**TASK INSTRUCTIONS:**
Please copy every line of the material below, character for character, without changing anything.

**SOURCE MATERIAL:**
□ □ □ □
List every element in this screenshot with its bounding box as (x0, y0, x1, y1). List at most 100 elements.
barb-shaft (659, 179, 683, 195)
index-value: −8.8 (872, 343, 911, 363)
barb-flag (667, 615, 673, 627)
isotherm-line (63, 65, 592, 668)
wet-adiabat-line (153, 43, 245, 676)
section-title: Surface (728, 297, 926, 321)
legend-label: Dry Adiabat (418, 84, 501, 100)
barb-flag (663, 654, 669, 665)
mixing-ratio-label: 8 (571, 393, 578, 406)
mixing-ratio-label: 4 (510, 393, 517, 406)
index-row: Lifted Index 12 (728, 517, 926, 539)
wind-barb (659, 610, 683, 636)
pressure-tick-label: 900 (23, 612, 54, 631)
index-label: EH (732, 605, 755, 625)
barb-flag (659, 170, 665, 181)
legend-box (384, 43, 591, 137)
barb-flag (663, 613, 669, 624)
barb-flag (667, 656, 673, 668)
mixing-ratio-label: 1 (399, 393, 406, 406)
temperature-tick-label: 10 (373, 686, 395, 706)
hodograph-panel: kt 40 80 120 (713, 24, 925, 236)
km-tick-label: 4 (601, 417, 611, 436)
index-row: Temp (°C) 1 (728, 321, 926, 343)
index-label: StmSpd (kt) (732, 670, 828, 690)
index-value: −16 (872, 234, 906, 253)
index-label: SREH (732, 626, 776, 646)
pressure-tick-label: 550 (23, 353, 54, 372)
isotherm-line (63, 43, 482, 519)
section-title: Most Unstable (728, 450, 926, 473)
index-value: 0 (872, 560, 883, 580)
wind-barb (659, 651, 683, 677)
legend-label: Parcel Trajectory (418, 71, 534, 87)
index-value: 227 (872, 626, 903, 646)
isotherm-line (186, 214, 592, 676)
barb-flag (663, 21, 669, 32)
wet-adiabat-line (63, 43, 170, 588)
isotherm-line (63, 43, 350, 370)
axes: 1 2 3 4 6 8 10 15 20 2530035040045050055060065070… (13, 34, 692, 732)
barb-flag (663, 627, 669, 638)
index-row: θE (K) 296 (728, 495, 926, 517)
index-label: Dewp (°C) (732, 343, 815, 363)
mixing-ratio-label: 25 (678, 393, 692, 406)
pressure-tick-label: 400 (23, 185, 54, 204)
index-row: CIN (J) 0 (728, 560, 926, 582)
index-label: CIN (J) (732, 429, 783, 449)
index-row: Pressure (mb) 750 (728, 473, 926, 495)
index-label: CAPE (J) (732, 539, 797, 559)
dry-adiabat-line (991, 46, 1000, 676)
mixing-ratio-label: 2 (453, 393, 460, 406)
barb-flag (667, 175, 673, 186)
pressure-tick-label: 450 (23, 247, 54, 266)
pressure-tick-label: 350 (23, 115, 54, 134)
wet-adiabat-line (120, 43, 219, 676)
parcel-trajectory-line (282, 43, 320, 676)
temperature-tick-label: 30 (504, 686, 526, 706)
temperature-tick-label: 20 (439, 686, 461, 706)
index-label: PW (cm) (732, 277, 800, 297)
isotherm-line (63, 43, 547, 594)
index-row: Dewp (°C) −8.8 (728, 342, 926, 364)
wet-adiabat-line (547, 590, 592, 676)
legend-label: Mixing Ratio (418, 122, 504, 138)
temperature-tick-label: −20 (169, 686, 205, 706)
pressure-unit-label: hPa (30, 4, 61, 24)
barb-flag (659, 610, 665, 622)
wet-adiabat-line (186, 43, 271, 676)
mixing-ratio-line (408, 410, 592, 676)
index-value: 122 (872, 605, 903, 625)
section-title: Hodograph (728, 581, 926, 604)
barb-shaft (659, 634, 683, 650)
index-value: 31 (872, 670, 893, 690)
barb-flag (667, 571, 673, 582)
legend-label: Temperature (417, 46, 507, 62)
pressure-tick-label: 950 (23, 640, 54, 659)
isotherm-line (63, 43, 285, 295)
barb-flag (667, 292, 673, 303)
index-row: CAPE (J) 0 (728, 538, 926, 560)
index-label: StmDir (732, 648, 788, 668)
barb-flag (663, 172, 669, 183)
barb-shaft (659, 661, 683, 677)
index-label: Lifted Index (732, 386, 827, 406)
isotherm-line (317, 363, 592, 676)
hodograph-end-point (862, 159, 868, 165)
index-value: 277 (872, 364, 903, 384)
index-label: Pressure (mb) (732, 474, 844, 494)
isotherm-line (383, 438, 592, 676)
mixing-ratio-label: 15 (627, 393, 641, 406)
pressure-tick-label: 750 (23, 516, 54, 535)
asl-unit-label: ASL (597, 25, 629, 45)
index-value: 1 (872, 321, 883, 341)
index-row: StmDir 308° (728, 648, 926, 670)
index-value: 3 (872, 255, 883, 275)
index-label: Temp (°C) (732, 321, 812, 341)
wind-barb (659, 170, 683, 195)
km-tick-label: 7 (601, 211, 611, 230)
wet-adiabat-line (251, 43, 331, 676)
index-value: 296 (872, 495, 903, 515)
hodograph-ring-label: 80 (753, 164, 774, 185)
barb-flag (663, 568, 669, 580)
□ □ □ □
**OUTPUT BELOW:**
List every element in this screenshot with its bounding box as (x0, y0, x1, y1). List at most 100 elements.
barb-shaft (659, 179, 683, 195)
index-value: −8.8 (872, 343, 911, 363)
barb-flag (667, 615, 673, 627)
isotherm-line (63, 65, 592, 668)
wet-adiabat-line (153, 43, 245, 676)
section-title: Surface (728, 297, 926, 321)
legend-label: Dry Adiabat (418, 84, 501, 100)
barb-flag (663, 654, 669, 665)
mixing-ratio-label: 8 (571, 393, 578, 406)
mixing-ratio-label: 4 (510, 393, 517, 406)
index-row: Lifted Index 12 (728, 517, 926, 539)
wind-barb (659, 610, 683, 636)
pressure-tick-label: 900 (23, 612, 54, 631)
index-label: EH (732, 605, 755, 625)
barb-flag (659, 170, 665, 181)
legend-box (384, 43, 591, 137)
barb-flag (663, 613, 669, 624)
barb-flag (667, 656, 673, 668)
mixing-ratio-label: 1 (399, 393, 406, 406)
temperature-tick-label: 10 (373, 686, 395, 706)
hodograph-panel: kt 40 80 120 (713, 24, 925, 236)
km-tick-label: 4 (601, 417, 611, 436)
index-row: Temp (°C) 1 (728, 321, 926, 343)
index-label: StmSpd (kt) (732, 670, 828, 690)
index-value: −16 (872, 234, 906, 253)
index-label: SREH (732, 626, 776, 646)
pressure-tick-label: 550 (23, 353, 54, 372)
isotherm-line (63, 43, 482, 519)
section-title: Most Unstable (728, 450, 926, 473)
index-value: 0 (872, 560, 883, 580)
wind-barb (659, 651, 683, 677)
legend-label: Parcel Trajectory (418, 71, 534, 87)
index-value: 227 (872, 626, 903, 646)
isotherm-line (186, 214, 592, 676)
barb-flag (663, 21, 669, 32)
wet-adiabat-line (63, 43, 170, 588)
isotherm-line (63, 43, 350, 370)
axes: 1 2 3 4 6 8 10 15 20 2530035040045050055060065070… (13, 34, 692, 732)
barb-flag (663, 627, 669, 638)
index-row: θE (K) 296 (728, 495, 926, 517)
index-label: Dewp (°C) (732, 343, 815, 363)
mixing-ratio-label: 25 (678, 393, 692, 406)
pressure-tick-label: 400 (23, 185, 54, 204)
index-row: CIN (J) 0 (728, 560, 926, 582)
index-label: CIN (J) (732, 429, 783, 449)
index-row: Pressure (mb) 750 (728, 473, 926, 495)
index-label: CAPE (J) (732, 539, 797, 559)
dry-adiabat-line (991, 46, 1000, 676)
mixing-ratio-label: 2 (453, 393, 460, 406)
barb-flag (667, 175, 673, 186)
pressure-tick-label: 450 (23, 247, 54, 266)
pressure-tick-label: 350 (23, 115, 54, 134)
wet-adiabat-line (120, 43, 219, 676)
parcel-trajectory-line (282, 43, 320, 676)
temperature-tick-label: 30 (504, 686, 526, 706)
temperature-tick-label: 20 (439, 686, 461, 706)
index-label: PW (cm) (732, 277, 800, 297)
isotherm-line (63, 43, 547, 594)
index-row: Dewp (°C) −8.8 (728, 342, 926, 364)
wet-adiabat-line (547, 590, 592, 676)
legend-label: Mixing Ratio (418, 122, 504, 138)
temperature-tick-label: −20 (169, 686, 205, 706)
pressure-unit-label: hPa (30, 4, 61, 24)
barb-flag (659, 610, 665, 622)
wet-adiabat-line (186, 43, 271, 676)
mixing-ratio-line (408, 410, 592, 676)
index-value: 122 (872, 605, 903, 625)
section-title: Hodograph (728, 581, 926, 604)
barb-shaft (659, 634, 683, 650)
index-value: 31 (872, 670, 893, 690)
barb-flag (667, 571, 673, 582)
legend-label: Temperature (417, 46, 507, 62)
pressure-tick-label: 950 (23, 640, 54, 659)
isotherm-line (63, 43, 285, 295)
barb-flag (667, 292, 673, 303)
index-row: CAPE (J) 0 (728, 538, 926, 560)
index-label: StmDir (732, 648, 788, 668)
barb-flag (663, 172, 669, 183)
barb-shaft (659, 661, 683, 677)
index-label: Lifted Index (732, 386, 827, 406)
isotherm-line (317, 363, 592, 676)
hodograph-end-point (862, 159, 868, 165)
index-value: 277 (872, 364, 903, 384)
index-label: Pressure (mb) (732, 474, 844, 494)
isotherm-line (383, 438, 592, 676)
mixing-ratio-label: 15 (627, 393, 641, 406)
pressure-tick-label: 750 (23, 516, 54, 535)
asl-unit-label: ASL (597, 25, 629, 45)
index-value: 1 (872, 321, 883, 341)
index-row: StmDir 308° (728, 648, 926, 670)
index-value: 3 (872, 255, 883, 275)
index-label: Temp (°C) (732, 321, 812, 341)
wind-barb (659, 170, 683, 195)
km-tick-label: 7 (601, 211, 611, 230)
wet-adiabat-line (251, 43, 331, 676)
index-value: 296 (872, 495, 903, 515)
hodograph-ring-label: 80 (753, 164, 774, 185)
barb-flag (663, 568, 669, 580)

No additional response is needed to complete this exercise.